───── Material for this exercise ─────
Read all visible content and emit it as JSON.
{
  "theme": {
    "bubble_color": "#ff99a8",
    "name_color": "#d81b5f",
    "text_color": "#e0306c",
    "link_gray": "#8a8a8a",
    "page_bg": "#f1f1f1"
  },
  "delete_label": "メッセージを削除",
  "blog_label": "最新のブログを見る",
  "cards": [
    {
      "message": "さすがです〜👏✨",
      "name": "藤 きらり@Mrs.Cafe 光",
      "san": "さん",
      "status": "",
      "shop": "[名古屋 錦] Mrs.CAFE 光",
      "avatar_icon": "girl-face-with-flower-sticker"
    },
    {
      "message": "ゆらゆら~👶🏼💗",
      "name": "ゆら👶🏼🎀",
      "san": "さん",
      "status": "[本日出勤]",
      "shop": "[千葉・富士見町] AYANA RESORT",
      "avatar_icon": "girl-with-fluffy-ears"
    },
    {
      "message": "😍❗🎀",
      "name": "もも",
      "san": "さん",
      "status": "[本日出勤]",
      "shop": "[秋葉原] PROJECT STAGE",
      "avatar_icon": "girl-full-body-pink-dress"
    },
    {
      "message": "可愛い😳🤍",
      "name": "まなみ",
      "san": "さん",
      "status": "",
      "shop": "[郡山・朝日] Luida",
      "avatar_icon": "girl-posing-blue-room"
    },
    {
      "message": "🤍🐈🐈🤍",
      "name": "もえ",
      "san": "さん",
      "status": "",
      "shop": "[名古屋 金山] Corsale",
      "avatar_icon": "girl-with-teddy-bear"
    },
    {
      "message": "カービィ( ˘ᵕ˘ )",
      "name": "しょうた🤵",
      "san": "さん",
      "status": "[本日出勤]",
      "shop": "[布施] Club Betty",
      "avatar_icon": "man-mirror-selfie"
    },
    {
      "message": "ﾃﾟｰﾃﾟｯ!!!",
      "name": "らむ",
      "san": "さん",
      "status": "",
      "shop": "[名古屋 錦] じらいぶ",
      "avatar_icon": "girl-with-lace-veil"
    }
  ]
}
─────
Task goal: Reproduce the material verbatim, line by line.

Output:
Read all visible content and emit it as JSON.
{
  "theme": {
    "bubble_color": "#ff99a8",
    "name_color": "#d81b5f",
    "text_color": "#e0306c",
    "link_gray": "#8a8a8a",
    "page_bg": "#f1f1f1"
  },
  "delete_label": "メッセージを削除",
  "blog_label": "最新のブログを見る",
  "cards": [
    {
      "message": "さすがです〜👏✨",
      "name": "藤 きらり@Mrs.Cafe 光",
      "san": "さん",
      "status": "",
      "shop": "[名古屋 錦] Mrs.CAFE 光",
      "avatar_icon": "girl-face-with-flower-sticker"
    },
    {
      "message": "ゆらゆら~👶🏼💗",
      "name": "ゆら👶🏼🎀",
      "san": "さん",
      "status": "[本日出勤]",
      "shop": "[千葉・富士見町] AYANA RESORT",
      "avatar_icon": "girl-with-fluffy-ears"
    },
    {
      "message": "😍❗🎀",
      "name": "もも",
      "san": "さん",
      "status": "[本日出勤]",
      "shop": "[秋葉原] PROJECT STAGE",
      "avatar_icon": "girl-full-body-pink-dress"
    },
    {
      "message": "可愛い😳🤍",
      "name": "まなみ",
      "san": "さん",
      "status": "",
      "shop": "[郡山・朝日] Luida",
      "avatar_icon": "girl-posing-blue-room"
    },
    {
      "message": "🤍🐈🐈🤍",
      "name": "もえ",
      "san": "さん",
      "status": "",
      "shop": "[名古屋 金山] Corsale",
      "avatar_icon": "girl-with-teddy-bear"
    },
    {
      "message": "カービィ( ˘ᵕ˘ )",
      "name": "しょうた🤵",
      "san": "さん",
      "status": "[本日出勤]",
      "shop": "[布施] Club Betty",
      "avatar_icon": "man-mirror-selfie"
    },
    {
      "message": "ﾃﾟｰﾃﾟｯ!!!",
      "name": "らむ",
      "san": "さん",
      "status": "",
      "shop": "[名古屋 錦] じらいぶ",
      "avatar_icon": "girl-with-lace-veil"
    }
  ]
}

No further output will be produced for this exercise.